- WHAT NEEDS TO BE DONE:
Exactly reproduce the line containing "What's the underlying" and all later lines to the end of the entries, leaving the pictures out of your copy.

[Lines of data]
%%

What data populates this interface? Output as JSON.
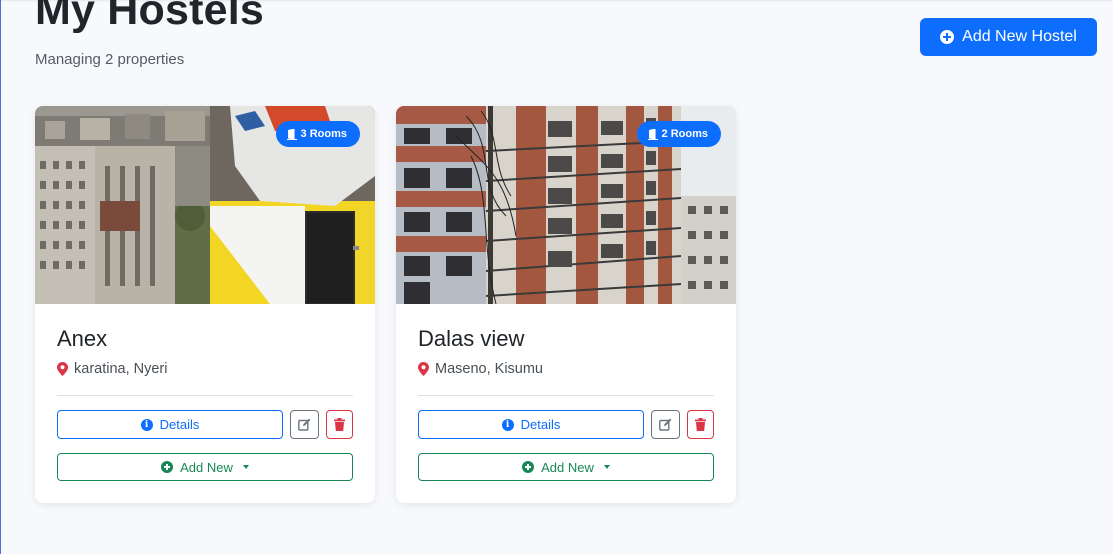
{
  "header": {
    "title": "My Hostels",
    "subtitle": "Managing 2 properties",
    "add_button_label": "Add New Hostel"
  },
  "colors": {
    "primary": "#0d6efd",
    "success": "#198754",
    "danger": "#dc3545",
    "secondary": "#6c757d"
  },
  "hostels": [
    {
      "name": "Anex",
      "location": "karatina, Nyeri",
      "rooms_badge": "3 Rooms",
      "details_label": "Details",
      "add_new_label": "Add New"
    },
    {
      "name": "Dalas view",
      "location": "Maseno, Kisumu",
      "rooms_badge": "2 Rooms",
      "details_label": "Details",
      "add_new_label": "Add New"
    }
  ],
  "icons": {
    "add": "plus-circle-icon",
    "door": "door-open-icon",
    "location": "map-pin-icon",
    "info": "info-circle-icon",
    "edit": "edit-icon",
    "delete": "trash-icon",
    "dropdown": "caret-down-icon"
  }
}
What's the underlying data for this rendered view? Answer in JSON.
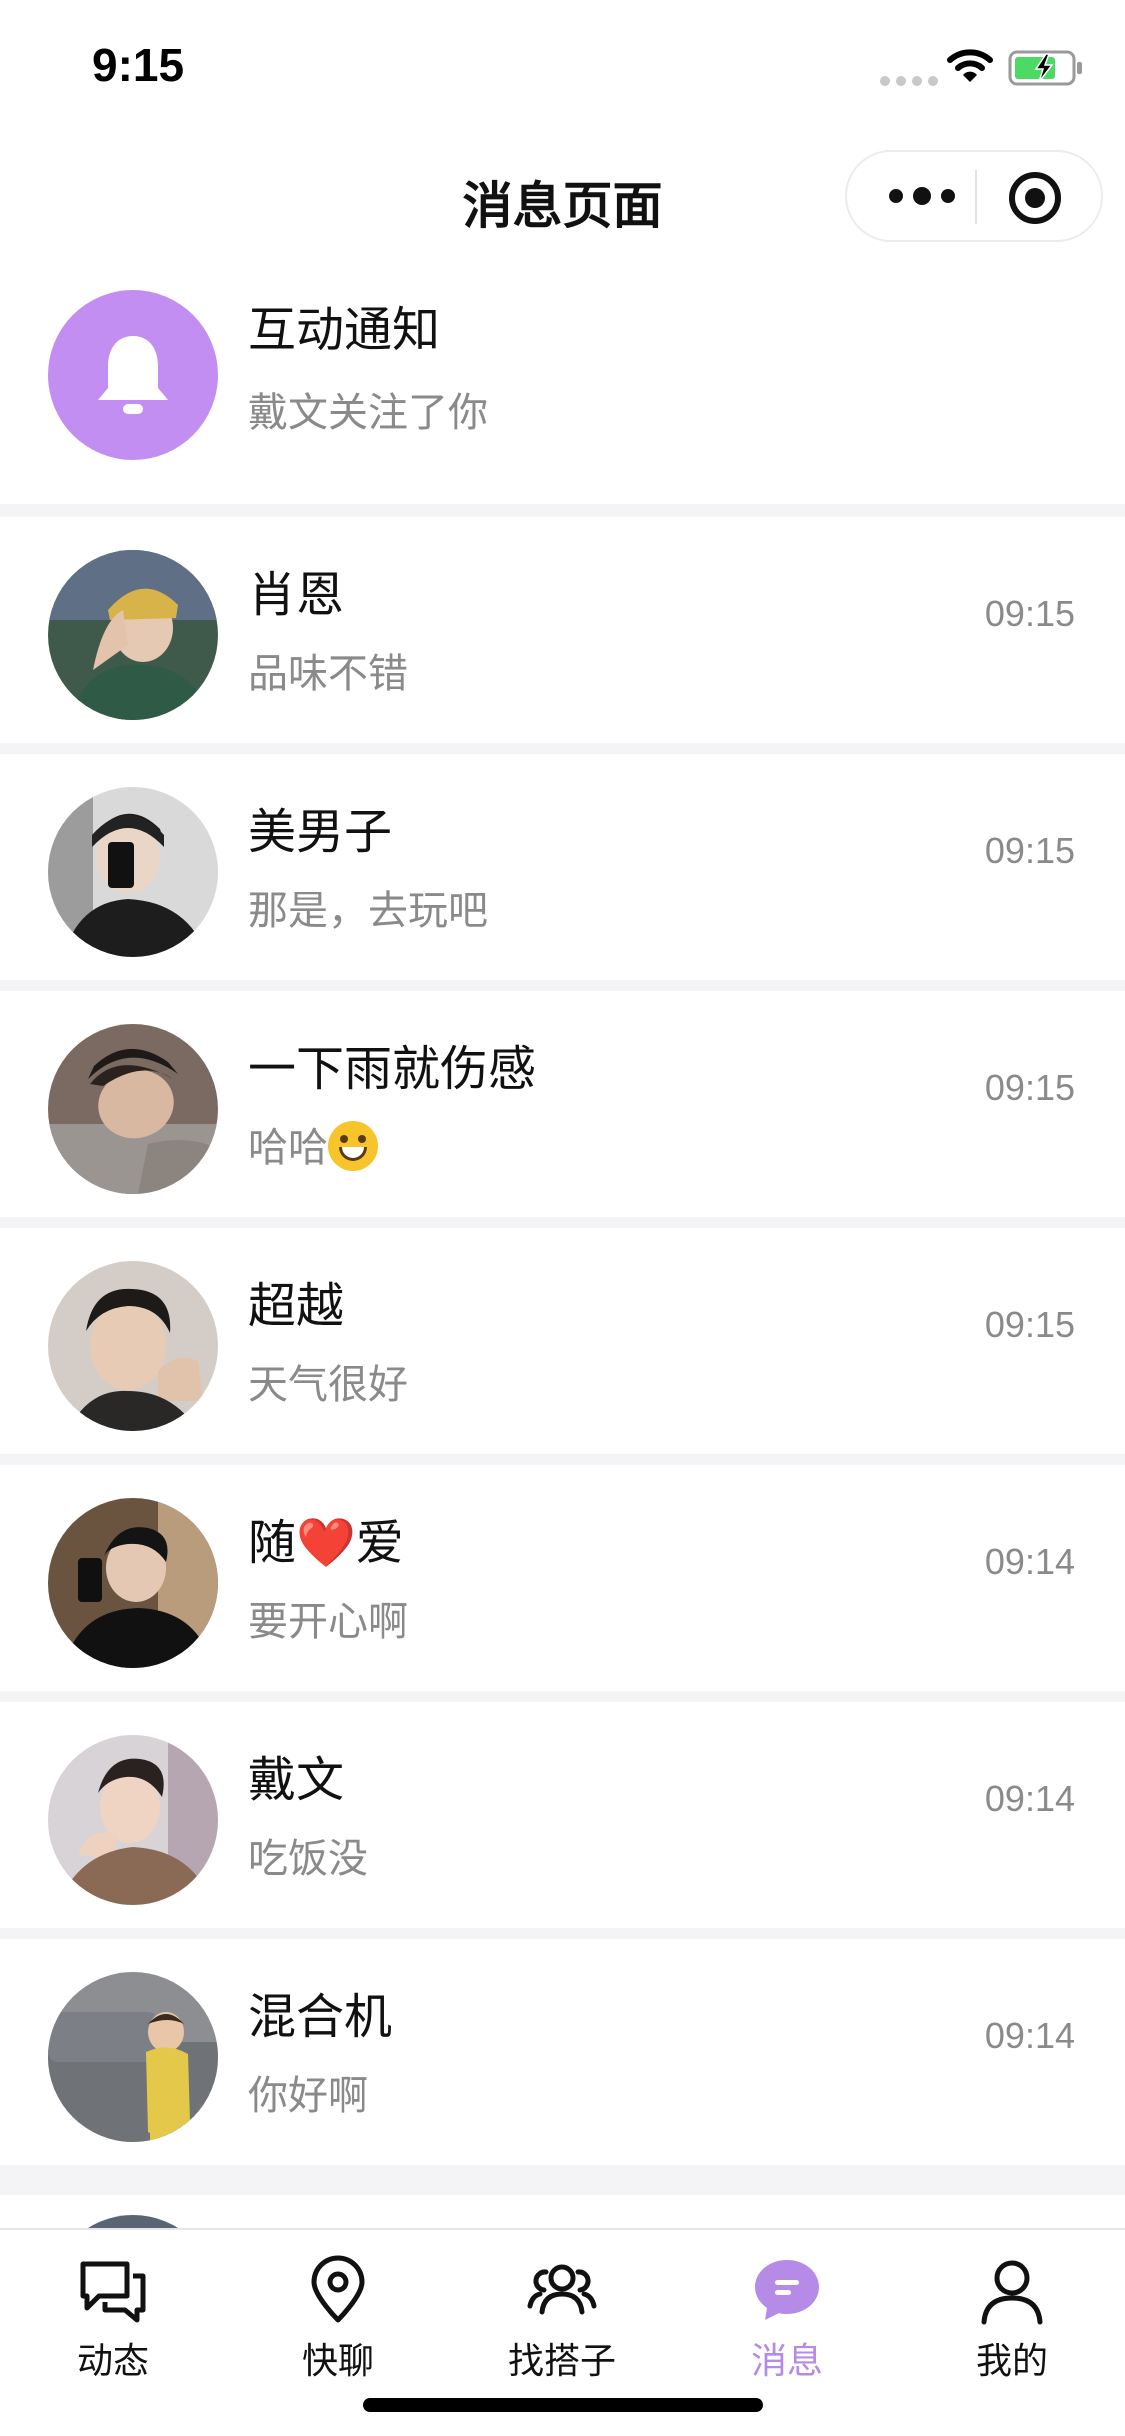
{
  "status_bar": {
    "time": "9:15"
  },
  "nav": {
    "title": "消息页面"
  },
  "notification": {
    "title": "互动通知",
    "message": "戴文关注了你",
    "icon": "bell-icon",
    "icon_bg_color": "#c28ef2"
  },
  "chats": [
    {
      "name": "肖恩",
      "message": "品味不错",
      "time": "09:15"
    },
    {
      "name": "美男子",
      "message": "那是，去玩吧",
      "time": "09:15"
    },
    {
      "name": "一下雨就伤感",
      "message": "哈哈",
      "time": "09:15"
    },
    {
      "name": "超越",
      "message": "天气很好",
      "time": "09:15"
    },
    {
      "name_prefix": "随",
      "name_heart": "❤️",
      "name_suffix": "爱",
      "message": "要开心啊",
      "time": "09:14"
    },
    {
      "name": "戴文",
      "message": "吃饭没",
      "time": "09:14"
    },
    {
      "name": "混合机",
      "message": "你好啊",
      "time": "09:14"
    }
  ],
  "tabs": [
    {
      "label": "动态",
      "icon": "chat-bubbles-icon"
    },
    {
      "label": "快聊",
      "icon": "location-pin-icon"
    },
    {
      "label": "找搭子",
      "icon": "people-icon"
    },
    {
      "label": "消息",
      "icon": "message-icon",
      "active": true
    },
    {
      "label": "我的",
      "icon": "person-icon"
    }
  ],
  "colors": {
    "accent": "#b68be8",
    "secondary_text": "#8a8a8a",
    "background": "#f4f4f6"
  }
}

%%

- FINAL RESULT:
What's the underlying data for this rendered view? Answer in JSON.
{
  "status_bar": {
    "time": "9:15"
  },
  "nav": {
    "title": "消息页面"
  },
  "notification": {
    "title": "互动通知",
    "message": "戴文关注了你",
    "icon": "bell-icon",
    "icon_bg_color": "#c28ef2"
  },
  "chats": [
    {
      "name": "肖恩",
      "message": "品味不错",
      "time": "09:15"
    },
    {
      "name": "美男子",
      "message": "那是，去玩吧",
      "time": "09:15"
    },
    {
      "name": "一下雨就伤感",
      "message": "哈哈",
      "time": "09:15"
    },
    {
      "name": "超越",
      "message": "天气很好",
      "time": "09:15"
    },
    {
      "name_prefix": "随",
      "name_heart": "❤️",
      "name_suffix": "爱",
      "message": "要开心啊",
      "time": "09:14"
    },
    {
      "name": "戴文",
      "message": "吃饭没",
      "time": "09:14"
    },
    {
      "name": "混合机",
      "message": "你好啊",
      "time": "09:14"
    }
  ],
  "tabs": [
    {
      "label": "动态",
      "icon": "chat-bubbles-icon"
    },
    {
      "label": "快聊",
      "icon": "location-pin-icon"
    },
    {
      "label": "找搭子",
      "icon": "people-icon"
    },
    {
      "label": "消息",
      "icon": "message-icon",
      "active": true
    },
    {
      "label": "我的",
      "icon": "person-icon"
    }
  ],
  "colors": {
    "accent": "#b68be8",
    "secondary_text": "#8a8a8a",
    "background": "#f4f4f6"
  }
}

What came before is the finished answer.